**WHAT YOU WILL DO**
Which lines in the records below contain the word "COVID"? Copy each of them.

**DATASET EXTRACT**
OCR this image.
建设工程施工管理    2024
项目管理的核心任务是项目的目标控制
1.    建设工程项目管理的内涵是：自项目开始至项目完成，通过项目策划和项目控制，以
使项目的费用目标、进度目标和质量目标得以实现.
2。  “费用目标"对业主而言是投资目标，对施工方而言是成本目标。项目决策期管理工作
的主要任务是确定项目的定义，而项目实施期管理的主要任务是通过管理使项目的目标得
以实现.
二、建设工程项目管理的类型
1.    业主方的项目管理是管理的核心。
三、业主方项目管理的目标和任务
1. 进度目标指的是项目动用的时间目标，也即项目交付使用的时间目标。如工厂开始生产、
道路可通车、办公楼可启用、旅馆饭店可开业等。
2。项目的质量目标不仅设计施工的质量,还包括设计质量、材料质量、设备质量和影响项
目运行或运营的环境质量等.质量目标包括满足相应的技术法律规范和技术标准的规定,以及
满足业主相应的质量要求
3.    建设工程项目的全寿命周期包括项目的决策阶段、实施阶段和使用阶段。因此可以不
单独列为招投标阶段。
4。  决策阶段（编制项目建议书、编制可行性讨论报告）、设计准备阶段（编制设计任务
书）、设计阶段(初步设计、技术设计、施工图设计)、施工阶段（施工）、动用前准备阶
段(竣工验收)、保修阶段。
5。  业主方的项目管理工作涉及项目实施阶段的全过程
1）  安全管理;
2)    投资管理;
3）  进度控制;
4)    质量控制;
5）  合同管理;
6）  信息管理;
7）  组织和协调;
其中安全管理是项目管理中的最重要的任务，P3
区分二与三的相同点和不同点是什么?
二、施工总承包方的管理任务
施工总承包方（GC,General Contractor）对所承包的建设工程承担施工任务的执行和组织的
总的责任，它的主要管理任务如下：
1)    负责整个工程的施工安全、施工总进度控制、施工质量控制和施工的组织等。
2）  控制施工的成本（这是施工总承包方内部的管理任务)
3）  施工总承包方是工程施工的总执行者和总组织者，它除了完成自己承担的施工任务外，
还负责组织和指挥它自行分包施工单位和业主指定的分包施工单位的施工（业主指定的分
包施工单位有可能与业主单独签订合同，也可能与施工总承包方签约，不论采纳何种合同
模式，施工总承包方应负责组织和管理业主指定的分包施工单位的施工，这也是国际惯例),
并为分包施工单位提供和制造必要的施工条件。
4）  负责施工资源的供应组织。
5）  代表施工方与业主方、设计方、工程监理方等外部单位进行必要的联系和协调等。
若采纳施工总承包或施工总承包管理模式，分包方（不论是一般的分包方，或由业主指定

==

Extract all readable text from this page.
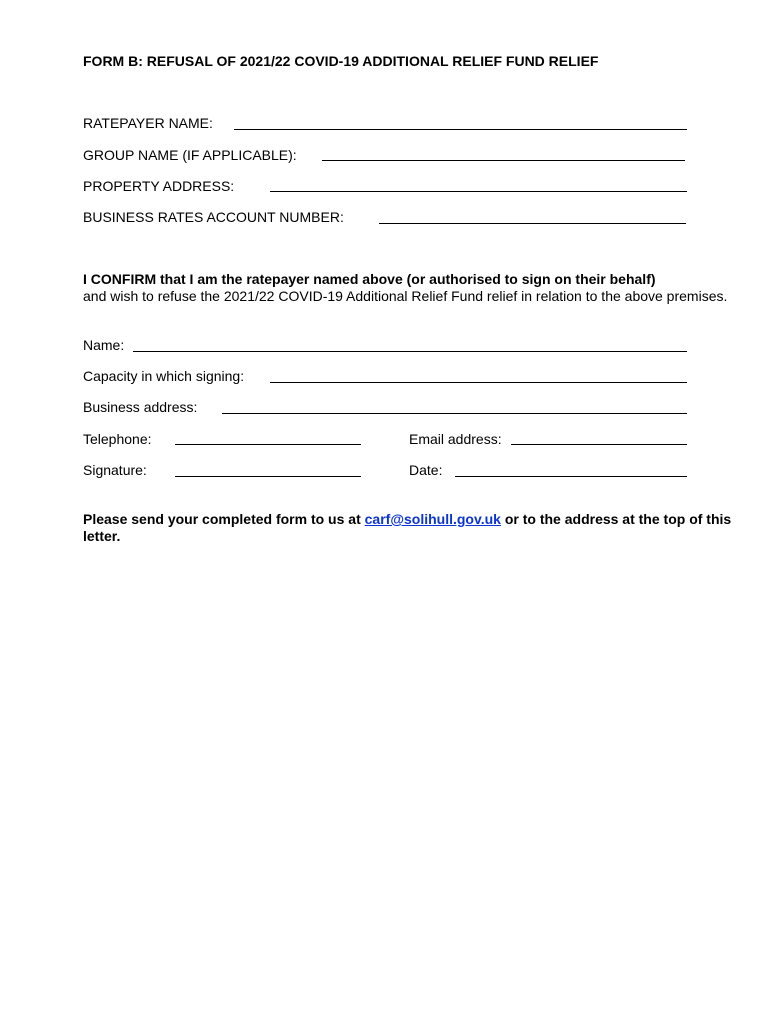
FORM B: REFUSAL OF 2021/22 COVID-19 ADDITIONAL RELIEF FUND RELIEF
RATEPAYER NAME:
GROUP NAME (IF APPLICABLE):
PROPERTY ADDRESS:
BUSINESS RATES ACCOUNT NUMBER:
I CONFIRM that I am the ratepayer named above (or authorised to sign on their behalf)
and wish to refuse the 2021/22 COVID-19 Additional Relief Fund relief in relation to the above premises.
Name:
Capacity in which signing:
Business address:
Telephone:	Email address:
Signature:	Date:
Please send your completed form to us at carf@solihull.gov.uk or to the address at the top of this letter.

**THE COMPLETED TASK**
FORM B: REFUSAL OF 2021/22 COVID-19 ADDITIONAL RELIEF FUND RELIEF
and wish to refuse the 2021/22 COVID-19 Additional Relief Fund relief in relation to the above premises.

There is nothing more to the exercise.